### Direction
Report how many lines of the following entries include the string "name"; respond with the number alone.

Records about charts and figures
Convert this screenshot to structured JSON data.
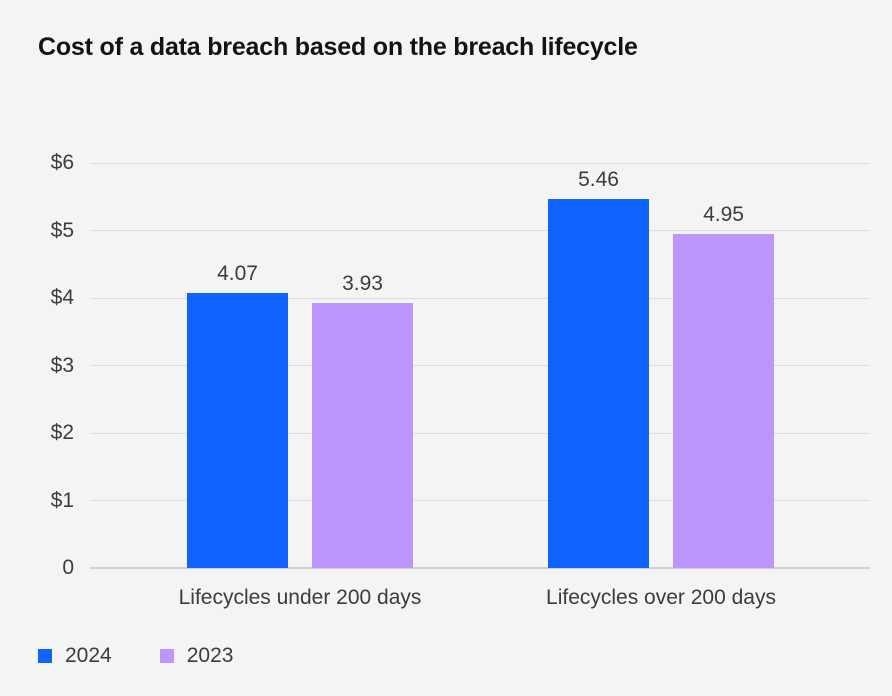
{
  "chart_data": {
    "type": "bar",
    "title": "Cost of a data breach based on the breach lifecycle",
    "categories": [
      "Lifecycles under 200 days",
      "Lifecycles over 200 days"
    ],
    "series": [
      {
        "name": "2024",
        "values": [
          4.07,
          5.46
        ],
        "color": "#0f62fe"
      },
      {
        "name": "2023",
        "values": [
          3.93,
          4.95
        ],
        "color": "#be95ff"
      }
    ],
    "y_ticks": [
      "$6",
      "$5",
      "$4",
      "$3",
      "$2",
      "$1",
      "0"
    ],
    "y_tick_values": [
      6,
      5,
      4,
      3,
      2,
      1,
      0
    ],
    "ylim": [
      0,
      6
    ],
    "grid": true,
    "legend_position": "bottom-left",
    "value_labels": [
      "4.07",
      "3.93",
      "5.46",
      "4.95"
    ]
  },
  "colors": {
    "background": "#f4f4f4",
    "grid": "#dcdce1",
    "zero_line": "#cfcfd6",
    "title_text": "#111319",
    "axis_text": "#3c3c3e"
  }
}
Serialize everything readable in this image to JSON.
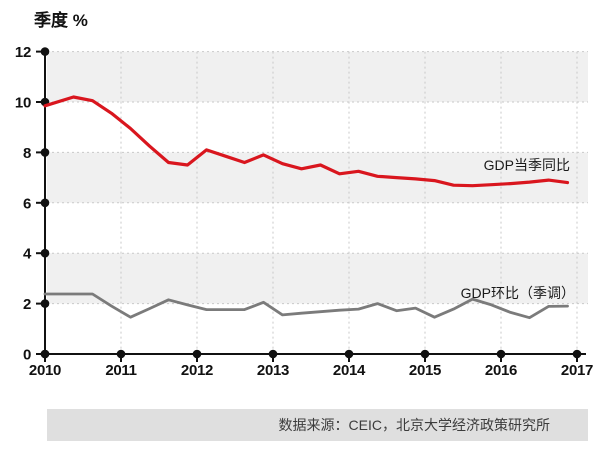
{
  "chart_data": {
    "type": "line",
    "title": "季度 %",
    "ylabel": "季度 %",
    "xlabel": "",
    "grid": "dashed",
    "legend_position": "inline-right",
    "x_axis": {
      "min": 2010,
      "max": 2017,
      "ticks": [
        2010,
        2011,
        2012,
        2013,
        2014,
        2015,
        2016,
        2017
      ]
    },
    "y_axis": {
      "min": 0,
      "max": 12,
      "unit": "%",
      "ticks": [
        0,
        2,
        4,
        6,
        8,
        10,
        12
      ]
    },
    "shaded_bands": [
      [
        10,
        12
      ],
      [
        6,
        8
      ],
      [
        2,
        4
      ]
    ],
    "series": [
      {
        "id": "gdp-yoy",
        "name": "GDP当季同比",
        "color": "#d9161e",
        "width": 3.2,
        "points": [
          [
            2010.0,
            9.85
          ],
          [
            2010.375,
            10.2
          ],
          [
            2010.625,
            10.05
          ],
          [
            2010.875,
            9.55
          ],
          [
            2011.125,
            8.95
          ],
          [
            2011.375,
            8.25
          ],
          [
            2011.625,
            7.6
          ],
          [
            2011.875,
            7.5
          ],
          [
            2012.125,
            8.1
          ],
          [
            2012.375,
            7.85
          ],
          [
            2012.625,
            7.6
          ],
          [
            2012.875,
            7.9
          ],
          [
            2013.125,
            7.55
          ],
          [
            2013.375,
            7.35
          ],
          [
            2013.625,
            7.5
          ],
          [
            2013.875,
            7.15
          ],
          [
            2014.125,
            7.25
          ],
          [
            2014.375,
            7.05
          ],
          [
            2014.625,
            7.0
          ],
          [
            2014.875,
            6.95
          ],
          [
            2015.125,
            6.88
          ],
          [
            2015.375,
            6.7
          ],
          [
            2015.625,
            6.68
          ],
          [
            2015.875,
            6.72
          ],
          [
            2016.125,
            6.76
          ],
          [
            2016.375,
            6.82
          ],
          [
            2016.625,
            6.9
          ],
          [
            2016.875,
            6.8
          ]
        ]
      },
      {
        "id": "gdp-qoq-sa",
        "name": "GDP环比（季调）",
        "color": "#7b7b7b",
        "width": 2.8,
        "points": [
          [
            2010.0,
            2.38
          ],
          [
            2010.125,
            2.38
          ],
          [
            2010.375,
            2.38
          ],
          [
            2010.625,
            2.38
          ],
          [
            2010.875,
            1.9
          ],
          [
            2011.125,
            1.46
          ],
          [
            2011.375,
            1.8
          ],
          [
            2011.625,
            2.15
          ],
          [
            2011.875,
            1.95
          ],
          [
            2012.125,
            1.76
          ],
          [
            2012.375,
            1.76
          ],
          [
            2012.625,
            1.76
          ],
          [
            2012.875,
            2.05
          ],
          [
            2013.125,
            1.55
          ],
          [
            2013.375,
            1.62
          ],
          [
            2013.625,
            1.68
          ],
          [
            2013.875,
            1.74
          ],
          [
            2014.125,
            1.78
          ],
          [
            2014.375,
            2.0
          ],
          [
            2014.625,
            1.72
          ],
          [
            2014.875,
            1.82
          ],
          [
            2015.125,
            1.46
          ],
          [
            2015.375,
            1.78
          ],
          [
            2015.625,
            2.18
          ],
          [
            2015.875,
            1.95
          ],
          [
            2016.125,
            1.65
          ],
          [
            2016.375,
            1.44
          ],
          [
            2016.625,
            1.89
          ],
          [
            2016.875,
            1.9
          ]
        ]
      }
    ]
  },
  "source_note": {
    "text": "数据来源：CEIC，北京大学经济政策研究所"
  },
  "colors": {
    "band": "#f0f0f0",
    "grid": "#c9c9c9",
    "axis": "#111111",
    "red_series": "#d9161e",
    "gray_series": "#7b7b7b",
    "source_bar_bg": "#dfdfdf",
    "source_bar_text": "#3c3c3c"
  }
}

### Solution to the exercise
4